** Begin Information given **

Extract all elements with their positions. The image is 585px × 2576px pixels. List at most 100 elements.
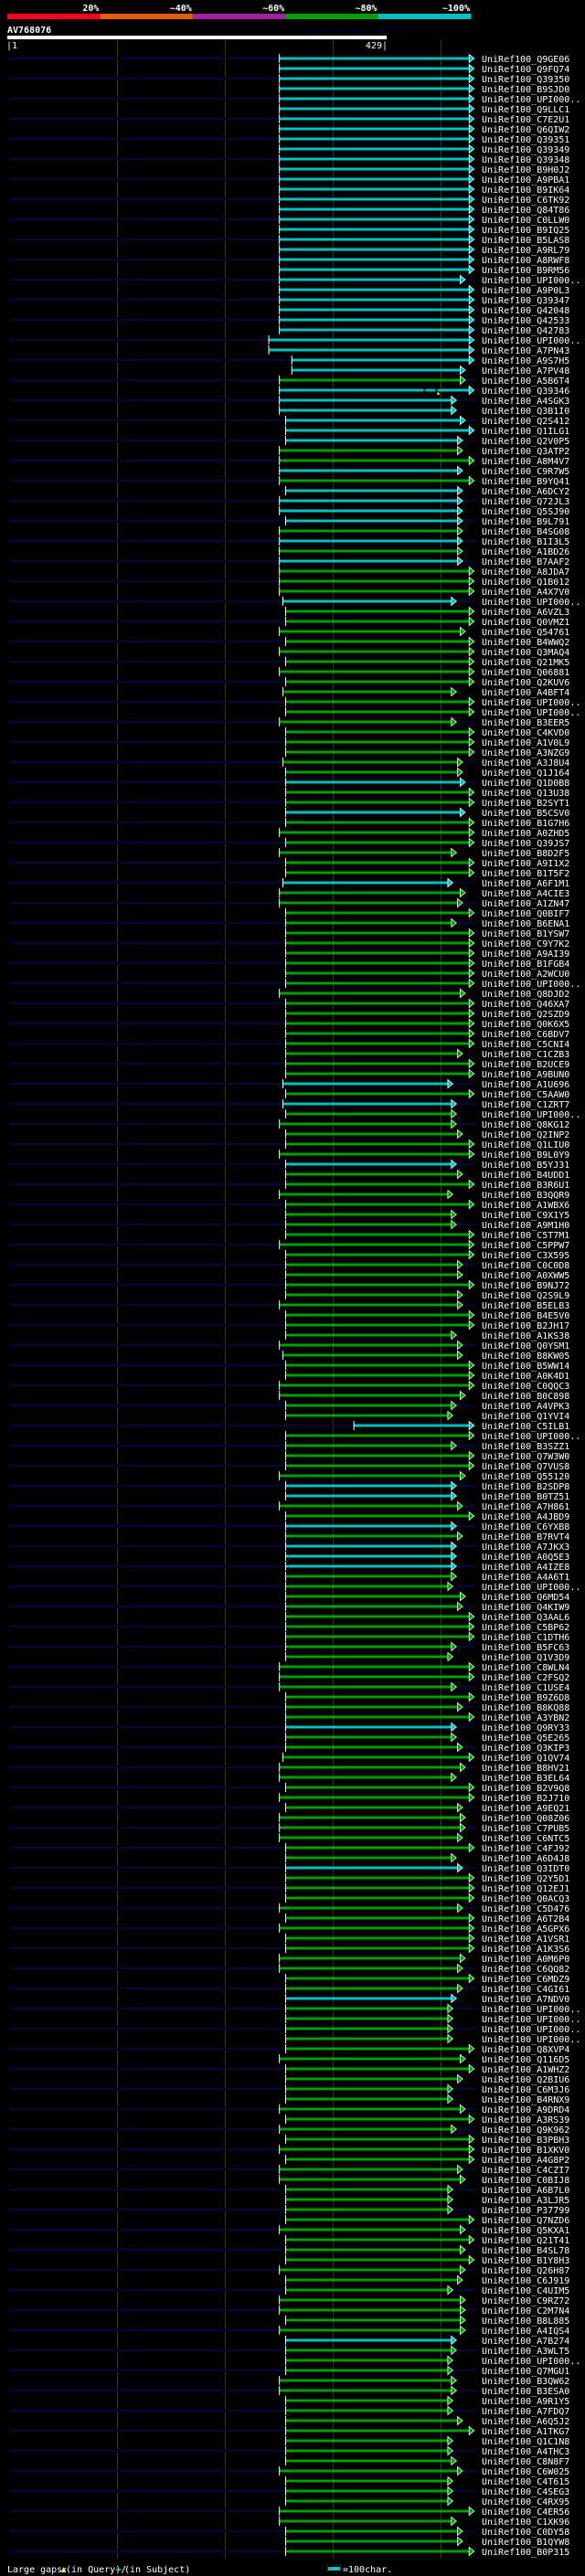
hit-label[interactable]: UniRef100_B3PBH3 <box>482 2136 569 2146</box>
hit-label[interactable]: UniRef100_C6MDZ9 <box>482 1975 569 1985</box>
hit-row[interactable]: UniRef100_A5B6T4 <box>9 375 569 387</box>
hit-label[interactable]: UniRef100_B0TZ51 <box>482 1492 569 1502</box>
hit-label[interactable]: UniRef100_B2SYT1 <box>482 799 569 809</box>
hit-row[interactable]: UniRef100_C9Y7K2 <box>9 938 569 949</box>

** End Information given **

*Short exercise*
Can you print every line of the items above word for word, leaving out the pictures?

*Exercise solution*
Extract all elements with their positions. The image is 585px × 2576px pixels. List at most 100 elements.
hit-label[interactable]: UniRef100_B3PBH3 <box>482 2136 569 2146</box>
hit-label[interactable]: UniRef100_C6MDZ9 <box>482 1975 569 1985</box>
hit-row[interactable]: UniRef100_A5B6T4 <box>9 375 569 387</box>
hit-label[interactable]: UniRef100_B0TZ51 <box>482 1492 569 1502</box>
hit-label[interactable]: UniRef100_B2SYT1 <box>482 799 569 809</box>
hit-row[interactable]: UniRef100_C9Y7K2 <box>9 938 569 949</box>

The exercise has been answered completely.